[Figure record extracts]
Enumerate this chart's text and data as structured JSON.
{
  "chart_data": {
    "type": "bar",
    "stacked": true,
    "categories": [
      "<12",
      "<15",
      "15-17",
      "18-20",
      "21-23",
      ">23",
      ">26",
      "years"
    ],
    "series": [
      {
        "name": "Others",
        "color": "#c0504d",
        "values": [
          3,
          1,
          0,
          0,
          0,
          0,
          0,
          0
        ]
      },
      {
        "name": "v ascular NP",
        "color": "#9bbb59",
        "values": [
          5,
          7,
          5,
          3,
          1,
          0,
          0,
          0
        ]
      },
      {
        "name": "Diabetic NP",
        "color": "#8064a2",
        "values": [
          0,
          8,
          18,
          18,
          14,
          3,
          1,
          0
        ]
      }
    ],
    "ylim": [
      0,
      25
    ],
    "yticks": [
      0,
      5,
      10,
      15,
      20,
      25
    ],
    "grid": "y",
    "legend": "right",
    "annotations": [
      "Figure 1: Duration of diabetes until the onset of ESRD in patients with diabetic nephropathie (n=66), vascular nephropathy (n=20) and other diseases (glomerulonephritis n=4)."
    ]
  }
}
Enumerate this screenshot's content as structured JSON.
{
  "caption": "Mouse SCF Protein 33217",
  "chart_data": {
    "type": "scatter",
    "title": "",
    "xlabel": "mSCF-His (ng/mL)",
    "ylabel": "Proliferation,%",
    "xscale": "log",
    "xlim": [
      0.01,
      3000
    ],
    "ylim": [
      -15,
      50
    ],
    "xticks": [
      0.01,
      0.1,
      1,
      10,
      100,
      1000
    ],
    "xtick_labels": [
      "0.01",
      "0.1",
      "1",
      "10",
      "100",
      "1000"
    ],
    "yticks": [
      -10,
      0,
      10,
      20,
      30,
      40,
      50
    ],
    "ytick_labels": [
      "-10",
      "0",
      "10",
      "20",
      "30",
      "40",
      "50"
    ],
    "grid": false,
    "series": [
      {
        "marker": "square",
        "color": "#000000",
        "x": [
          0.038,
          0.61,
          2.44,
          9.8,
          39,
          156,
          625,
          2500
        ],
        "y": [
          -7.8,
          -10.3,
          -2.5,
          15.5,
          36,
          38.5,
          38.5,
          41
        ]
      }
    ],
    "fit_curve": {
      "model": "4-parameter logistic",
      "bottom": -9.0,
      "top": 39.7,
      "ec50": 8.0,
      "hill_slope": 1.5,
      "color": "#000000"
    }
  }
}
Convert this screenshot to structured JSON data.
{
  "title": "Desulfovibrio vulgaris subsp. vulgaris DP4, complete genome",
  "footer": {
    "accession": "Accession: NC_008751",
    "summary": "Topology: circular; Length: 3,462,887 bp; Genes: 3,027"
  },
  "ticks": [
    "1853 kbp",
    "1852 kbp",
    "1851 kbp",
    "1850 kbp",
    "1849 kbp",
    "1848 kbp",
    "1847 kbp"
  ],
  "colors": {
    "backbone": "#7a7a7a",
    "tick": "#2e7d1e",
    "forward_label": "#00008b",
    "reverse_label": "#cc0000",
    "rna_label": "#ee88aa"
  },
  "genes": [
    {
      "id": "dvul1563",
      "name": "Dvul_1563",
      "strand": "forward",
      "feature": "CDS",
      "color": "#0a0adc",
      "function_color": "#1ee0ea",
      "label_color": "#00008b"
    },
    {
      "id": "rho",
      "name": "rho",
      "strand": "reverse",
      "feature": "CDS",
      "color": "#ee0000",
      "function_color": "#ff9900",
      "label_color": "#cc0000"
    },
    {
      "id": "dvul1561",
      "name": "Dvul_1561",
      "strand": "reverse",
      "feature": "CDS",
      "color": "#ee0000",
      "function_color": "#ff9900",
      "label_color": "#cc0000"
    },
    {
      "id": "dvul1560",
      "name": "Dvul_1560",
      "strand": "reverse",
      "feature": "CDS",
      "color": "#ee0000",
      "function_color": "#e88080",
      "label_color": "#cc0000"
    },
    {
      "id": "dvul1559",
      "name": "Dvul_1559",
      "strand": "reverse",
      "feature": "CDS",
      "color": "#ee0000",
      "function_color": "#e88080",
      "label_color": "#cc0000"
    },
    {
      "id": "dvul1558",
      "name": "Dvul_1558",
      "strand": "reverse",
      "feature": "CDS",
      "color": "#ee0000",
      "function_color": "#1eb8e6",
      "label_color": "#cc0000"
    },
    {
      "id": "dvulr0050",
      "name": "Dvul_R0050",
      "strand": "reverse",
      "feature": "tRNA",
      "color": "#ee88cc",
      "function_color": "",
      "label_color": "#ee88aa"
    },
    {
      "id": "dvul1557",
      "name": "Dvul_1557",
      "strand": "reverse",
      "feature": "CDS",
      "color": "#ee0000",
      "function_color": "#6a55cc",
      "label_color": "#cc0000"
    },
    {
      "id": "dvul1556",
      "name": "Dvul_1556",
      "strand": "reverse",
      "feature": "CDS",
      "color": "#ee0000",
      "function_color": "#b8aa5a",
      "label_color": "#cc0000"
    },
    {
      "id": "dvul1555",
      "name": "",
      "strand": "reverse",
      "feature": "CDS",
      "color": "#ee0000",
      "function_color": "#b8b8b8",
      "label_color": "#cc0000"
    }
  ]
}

Task goal.
Lines holding the word "this": say how many there are in the data, and nothing more.

Response below.
3